Without the images, write out the whole listing exactly.
★ ★ ★ ★
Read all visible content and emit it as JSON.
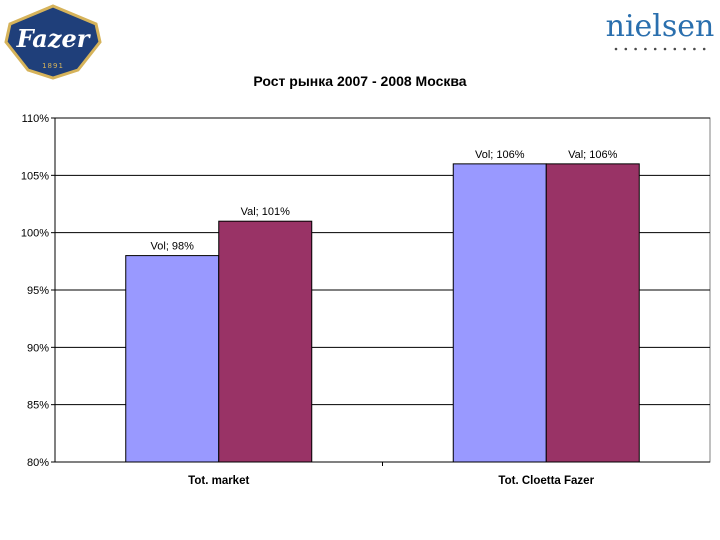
{
  "header": {
    "left_logo": {
      "text": "Fazer",
      "year_text": "1891",
      "colors": {
        "badge": "#1f3f7a",
        "rim": "#d6b35a",
        "text": "#ffffff"
      }
    },
    "right_logo": {
      "text": "nielsen",
      "colors": {
        "text": "#2a6fae",
        "dots": "#4a4a4a"
      }
    }
  },
  "chart_data": {
    "type": "bar",
    "title": "Рост рынка 2007 - 2008 Москва",
    "xlabel": "",
    "ylabel": "",
    "categories": [
      "Tot. market",
      "Tot. Cloetta Fazer"
    ],
    "series": [
      {
        "name": "Vol",
        "values": [
          98,
          106
        ],
        "data_labels": [
          "Vol; 98%",
          "Vol; 106%"
        ],
        "color": "#9999ff"
      },
      {
        "name": "Val",
        "values": [
          101,
          106
        ],
        "data_labels": [
          "Val; 101%",
          "Val; 106%"
        ],
        "color": "#993366"
      }
    ],
    "ylim": [
      80,
      110
    ],
    "yticks": [
      80,
      85,
      90,
      95,
      100,
      105,
      110
    ],
    "ytick_labels": [
      "80%",
      "85%",
      "90%",
      "95%",
      "100%",
      "105%",
      "110%"
    ],
    "grid": true,
    "legend": "none"
  }
}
★ ★ ★ ★
— Full response —
Read all visible content and emit it as JSON.
{
  "header": {
    "left_logo": {
      "text": "Fazer",
      "year_text": "1891",
      "colors": {
        "badge": "#1f3f7a",
        "rim": "#d6b35a",
        "text": "#ffffff"
      }
    },
    "right_logo": {
      "text": "nielsen",
      "colors": {
        "text": "#2a6fae",
        "dots": "#4a4a4a"
      }
    }
  },
  "chart_data": {
    "type": "bar",
    "title": "Рост рынка 2007 - 2008 Москва",
    "xlabel": "",
    "ylabel": "",
    "categories": [
      "Tot. market",
      "Tot. Cloetta Fazer"
    ],
    "series": [
      {
        "name": "Vol",
        "values": [
          98,
          106
        ],
        "data_labels": [
          "Vol; 98%",
          "Vol; 106%"
        ],
        "color": "#9999ff"
      },
      {
        "name": "Val",
        "values": [
          101,
          106
        ],
        "data_labels": [
          "Val; 101%",
          "Val; 106%"
        ],
        "color": "#993366"
      }
    ],
    "ylim": [
      80,
      110
    ],
    "yticks": [
      80,
      85,
      90,
      95,
      100,
      105,
      110
    ],
    "ytick_labels": [
      "80%",
      "85%",
      "90%",
      "95%",
      "100%",
      "105%",
      "110%"
    ],
    "grid": true,
    "legend": "none"
  }
}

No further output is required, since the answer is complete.